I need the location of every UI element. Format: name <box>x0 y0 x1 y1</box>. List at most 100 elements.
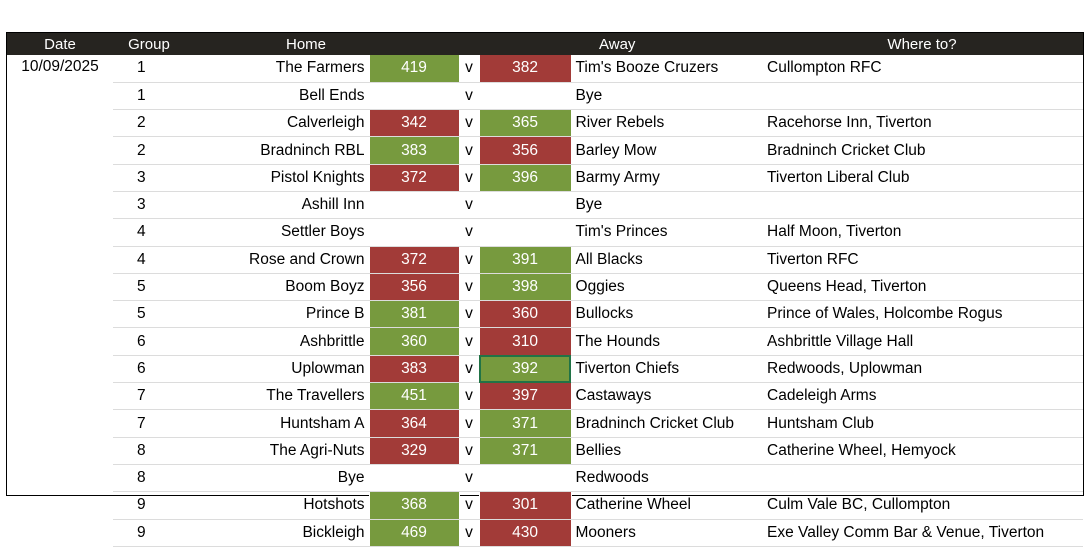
versus-cell[interactable]: v <box>459 164 480 192</box>
away-team-cell[interactable]: River Rebels <box>571 109 762 138</box>
home-score-cell[interactable]: 381 <box>368 300 460 329</box>
date-cell[interactable] <box>7 137 113 164</box>
away-team-cell[interactable]: Barley Mow <box>571 136 762 165</box>
date-cell[interactable] <box>7 273 113 300</box>
home-score-cell[interactable] <box>368 464 460 493</box>
away-team-cell[interactable]: Bye <box>571 82 762 111</box>
home-score-cell[interactable]: 364 <box>368 409 460 438</box>
away-team-cell[interactable]: Castaways <box>571 382 762 411</box>
venue-cell[interactable] <box>761 191 1084 220</box>
versus-cell[interactable]: v <box>459 136 480 165</box>
away-team-cell[interactable]: Bradninch Cricket Club <box>571 409 762 438</box>
date-cell[interactable] <box>7 110 113 137</box>
group-cell[interactable]: 1 <box>113 82 185 111</box>
away-score-cell[interactable]: 365 <box>478 109 572 138</box>
header-where[interactable]: Where to? <box>761 33 1084 55</box>
away-team-cell[interactable]: Catherine Wheel <box>571 491 762 520</box>
versus-cell[interactable]: v <box>459 218 480 247</box>
date-cell[interactable] <box>7 164 113 191</box>
away-team-cell[interactable]: Bye <box>571 191 762 220</box>
date-cell[interactable] <box>7 301 113 328</box>
away-team-cell[interactable]: Tiverton Chiefs <box>571 355 762 384</box>
home-score-cell[interactable]: 329 <box>368 437 460 465</box>
away-score-cell[interactable]: 382 <box>478 55 572 83</box>
venue-cell[interactable]: Half Moon, Tiverton <box>761 218 1084 247</box>
date-cell[interactable] <box>7 328 113 355</box>
venue-cell[interactable] <box>761 82 1084 111</box>
away-team-cell[interactable]: Redwoods <box>571 464 762 493</box>
venue-cell[interactable]: Huntsham Club <box>761 409 1084 438</box>
venue-cell[interactable]: Tiverton RFC <box>761 246 1084 274</box>
home-team-cell[interactable]: Bickleigh <box>185 519 369 547</box>
away-score-cell[interactable] <box>478 464 572 493</box>
group-cell[interactable]: 9 <box>113 491 185 520</box>
away-team-cell[interactable]: Mooners <box>571 519 762 547</box>
home-team-cell[interactable]: Calverleigh <box>185 109 369 138</box>
home-score-cell[interactable] <box>368 191 460 220</box>
away-team-cell[interactable]: The Hounds <box>571 327 762 356</box>
venue-cell[interactable] <box>761 464 1084 493</box>
home-team-cell[interactable]: Hotshots <box>185 491 369 520</box>
away-score-cell[interactable]: 371 <box>478 437 572 465</box>
home-team-cell[interactable]: Bradninch RBL <box>185 136 369 165</box>
home-score-cell[interactable]: 469 <box>368 519 460 547</box>
away-score-cell[interactable] <box>478 82 572 111</box>
home-score-cell[interactable]: 372 <box>368 164 460 192</box>
venue-cell[interactable]: Catherine Wheel, Hemyock <box>761 437 1084 465</box>
venue-cell[interactable]: Exe Valley Comm Bar & Venue, Tiverton <box>761 519 1084 547</box>
venue-cell[interactable]: Ashbrittle Village Hall <box>761 327 1084 356</box>
group-cell[interactable]: 2 <box>113 109 185 138</box>
home-score-cell[interactable]: 372 <box>368 246 460 274</box>
versus-cell[interactable]: v <box>459 519 480 547</box>
away-team-cell[interactable]: All Blacks <box>571 246 762 274</box>
versus-cell[interactable]: v <box>459 55 480 83</box>
away-team-cell[interactable]: Bellies <box>571 437 762 465</box>
home-score-cell[interactable]: 419 <box>368 55 460 83</box>
group-cell[interactable]: 5 <box>113 300 185 329</box>
away-score-cell[interactable]: 371 <box>478 409 572 438</box>
home-score-cell[interactable]: 356 <box>368 273 460 302</box>
home-team-cell[interactable]: Settler Boys <box>185 218 369 247</box>
versus-cell[interactable]: v <box>459 491 480 520</box>
venue-cell[interactable]: Tiverton Liberal Club <box>761 164 1084 192</box>
versus-cell[interactable]: v <box>459 191 480 220</box>
home-team-cell[interactable]: Ashill Inn <box>185 191 369 220</box>
date-cell[interactable]: 10/09/2025 <box>21 58 99 75</box>
home-team-cell[interactable]: Bye <box>185 464 369 493</box>
away-score-cell[interactable]: 301 <box>478 491 572 520</box>
date-cell[interactable] <box>7 219 113 246</box>
group-cell[interactable]: 8 <box>113 464 185 493</box>
group-cell[interactable]: 8 <box>113 437 185 465</box>
versus-cell[interactable]: v <box>459 273 480 302</box>
venue-cell[interactable]: Prince of Wales, Holcombe Rogus <box>761 300 1084 329</box>
home-team-cell[interactable]: The Agri-Nuts <box>185 437 369 465</box>
home-score-cell[interactable]: 360 <box>368 327 460 356</box>
away-score-cell[interactable]: 397 <box>478 382 572 411</box>
versus-cell[interactable]: v <box>459 109 480 138</box>
home-team-cell[interactable]: Prince B <box>185 300 369 329</box>
date-cell[interactable] <box>7 355 113 382</box>
away-score-cell[interactable]: 356 <box>478 136 572 165</box>
date-cell[interactable] <box>7 82 113 109</box>
versus-cell[interactable]: v <box>459 246 480 274</box>
venue-cell[interactable]: Racehorse Inn, Tiverton <box>761 109 1084 138</box>
home-score-cell[interactable]: 368 <box>368 491 460 520</box>
group-cell[interactable]: 5 <box>113 273 185 302</box>
home-team-cell[interactable]: Bell Ends <box>185 82 369 111</box>
versus-cell[interactable]: v <box>459 327 480 356</box>
date-cell[interactable] <box>7 519 113 546</box>
venue-cell[interactable]: Bradninch Cricket Club <box>761 136 1084 165</box>
header-away[interactable]: Away <box>479 33 762 55</box>
group-cell[interactable]: 2 <box>113 136 185 165</box>
away-score-cell[interactable]: 360 <box>478 300 572 329</box>
venue-cell[interactable]: Queens Head, Tiverton <box>761 273 1084 302</box>
group-cell[interactable]: 7 <box>113 382 185 411</box>
group-cell[interactable]: 3 <box>113 164 185 192</box>
home-team-cell[interactable]: Ashbrittle <box>185 327 369 356</box>
home-score-cell[interactable]: 383 <box>368 355 460 384</box>
versus-cell[interactable]: v <box>459 409 480 438</box>
date-cell[interactable] <box>7 492 113 519</box>
home-team-cell[interactable]: Pistol Knights <box>185 164 369 192</box>
group-cell[interactable]: 9 <box>113 519 185 547</box>
group-cell[interactable]: 7 <box>113 409 185 438</box>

- Problem description
Rewrite all the lines above, replacing "River Rebels" with "Exe Valley Rovers" wherever it occurs and leaving everything else the same. Omit the pictures from your answer.

- Solution to this exercise
I need the location of every UI element. Format: name <box>x0 y0 x1 y1</box>. List at most 100 elements.
versus-cell[interactable]: v <box>459 164 480 192</box>
away-team-cell[interactable]: Exe Valley Rovers <box>571 109 762 138</box>
home-score-cell[interactable]: 381 <box>368 300 460 329</box>
date-cell[interactable] <box>7 137 113 164</box>
away-team-cell[interactable]: Barley Mow <box>571 136 762 165</box>
date-cell[interactable] <box>7 273 113 300</box>
home-score-cell[interactable] <box>368 464 460 493</box>
away-team-cell[interactable]: Bye <box>571 82 762 111</box>
home-score-cell[interactable]: 364 <box>368 409 460 438</box>
away-team-cell[interactable]: Castaways <box>571 382 762 411</box>
venue-cell[interactable] <box>761 191 1084 220</box>
versus-cell[interactable]: v <box>459 136 480 165</box>
away-team-cell[interactable]: Bradninch Cricket Club <box>571 409 762 438</box>
date-cell[interactable] <box>7 110 113 137</box>
group-cell[interactable]: 1 <box>113 82 185 111</box>
away-score-cell[interactable]: 365 <box>478 109 572 138</box>
header-where[interactable]: Where to? <box>761 33 1084 55</box>
away-team-cell[interactable]: Catherine Wheel <box>571 491 762 520</box>
versus-cell[interactable]: v <box>459 218 480 247</box>
date-cell[interactable] <box>7 164 113 191</box>
away-team-cell[interactable]: Bye <box>571 191 762 220</box>
date-cell[interactable] <box>7 301 113 328</box>
away-team-cell[interactable]: Tiverton Chiefs <box>571 355 762 384</box>
home-score-cell[interactable]: 329 <box>368 437 460 465</box>
away-score-cell[interactable]: 382 <box>478 55 572 83</box>
venue-cell[interactable]: Half Moon, Tiverton <box>761 218 1084 247</box>
date-cell[interactable] <box>7 328 113 355</box>
venue-cell[interactable] <box>761 82 1084 111</box>
away-team-cell[interactable]: Redwoods <box>571 464 762 493</box>
venue-cell[interactable]: Huntsham Club <box>761 409 1084 438</box>
venue-cell[interactable]: Tiverton RFC <box>761 246 1084 274</box>
home-team-cell[interactable]: Bickleigh <box>185 519 369 547</box>
away-score-cell[interactable] <box>478 464 572 493</box>
group-cell[interactable]: 9 <box>113 491 185 520</box>
away-team-cell[interactable]: Mooners <box>571 519 762 547</box>
home-team-cell[interactable]: Calverleigh <box>185 109 369 138</box>
home-score-cell[interactable] <box>368 191 460 220</box>
away-team-cell[interactable]: The Hounds <box>571 327 762 356</box>
venue-cell[interactable] <box>761 464 1084 493</box>
home-team-cell[interactable]: Hotshots <box>185 491 369 520</box>
away-score-cell[interactable]: 371 <box>478 437 572 465</box>
home-team-cell[interactable]: Bradninch RBL <box>185 136 369 165</box>
home-score-cell[interactable]: 469 <box>368 519 460 547</box>
away-score-cell[interactable] <box>478 82 572 111</box>
home-score-cell[interactable]: 372 <box>368 164 460 192</box>
venue-cell[interactable]: Catherine Wheel, Hemyock <box>761 437 1084 465</box>
venue-cell[interactable]: Exe Valley Comm Bar & Venue, Tiverton <box>761 519 1084 547</box>
venue-cell[interactable]: Ashbrittle Village Hall <box>761 327 1084 356</box>
group-cell[interactable]: 2 <box>113 109 185 138</box>
home-score-cell[interactable]: 372 <box>368 246 460 274</box>
versus-cell[interactable]: v <box>459 519 480 547</box>
away-team-cell[interactable]: All Blacks <box>571 246 762 274</box>
versus-cell[interactable]: v <box>459 55 480 83</box>
away-team-cell[interactable]: Bellies <box>571 437 762 465</box>
home-score-cell[interactable]: 419 <box>368 55 460 83</box>
group-cell[interactable]: 5 <box>113 300 185 329</box>
away-score-cell[interactable]: 371 <box>478 409 572 438</box>
home-score-cell[interactable]: 356 <box>368 273 460 302</box>
home-team-cell[interactable]: Settler Boys <box>185 218 369 247</box>
versus-cell[interactable]: v <box>459 491 480 520</box>
venue-cell[interactable]: Tiverton Liberal Club <box>761 164 1084 192</box>
versus-cell[interactable]: v <box>459 191 480 220</box>
home-team-cell[interactable]: Ashill Inn <box>185 191 369 220</box>
date-cell[interactable]: 10/09/2025 <box>21 58 99 75</box>
home-team-cell[interactable]: Bye <box>185 464 369 493</box>
away-score-cell[interactable]: 301 <box>478 491 572 520</box>
date-cell[interactable] <box>7 219 113 246</box>
group-cell[interactable]: 8 <box>113 464 185 493</box>
group-cell[interactable]: 8 <box>113 437 185 465</box>
versus-cell[interactable]: v <box>459 273 480 302</box>
venue-cell[interactable]: Prince of Wales, Holcombe Rogus <box>761 300 1084 329</box>
home-team-cell[interactable]: The Agri-Nuts <box>185 437 369 465</box>
home-score-cell[interactable]: 360 <box>368 327 460 356</box>
away-score-cell[interactable]: 397 <box>478 382 572 411</box>
versus-cell[interactable]: v <box>459 109 480 138</box>
home-team-cell[interactable]: Prince B <box>185 300 369 329</box>
date-cell[interactable] <box>7 355 113 382</box>
away-score-cell[interactable]: 356 <box>478 136 572 165</box>
date-cell[interactable] <box>7 82 113 109</box>
versus-cell[interactable]: v <box>459 246 480 274</box>
venue-cell[interactable]: Racehorse Inn, Tiverton <box>761 109 1084 138</box>
home-score-cell[interactable]: 368 <box>368 491 460 520</box>
group-cell[interactable]: 5 <box>113 273 185 302</box>
home-team-cell[interactable]: Bell Ends <box>185 82 369 111</box>
versus-cell[interactable]: v <box>459 327 480 356</box>
date-cell[interactable] <box>7 519 113 546</box>
venue-cell[interactable]: Bradninch Cricket Club <box>761 136 1084 165</box>
header-away[interactable]: Away <box>479 33 762 55</box>
group-cell[interactable]: 2 <box>113 136 185 165</box>
away-score-cell[interactable]: 360 <box>478 300 572 329</box>
venue-cell[interactable]: Queens Head, Tiverton <box>761 273 1084 302</box>
group-cell[interactable]: 7 <box>113 382 185 411</box>
group-cell[interactable]: 3 <box>113 164 185 192</box>
home-team-cell[interactable]: Ashbrittle <box>185 327 369 356</box>
home-score-cell[interactable]: 383 <box>368 355 460 384</box>
versus-cell[interactable]: v <box>459 409 480 438</box>
date-cell[interactable] <box>7 492 113 519</box>
home-team-cell[interactable]: Pistol Knights <box>185 164 369 192</box>
group-cell[interactable]: 9 <box>113 519 185 547</box>
group-cell[interactable]: 7 <box>113 409 185 438</box>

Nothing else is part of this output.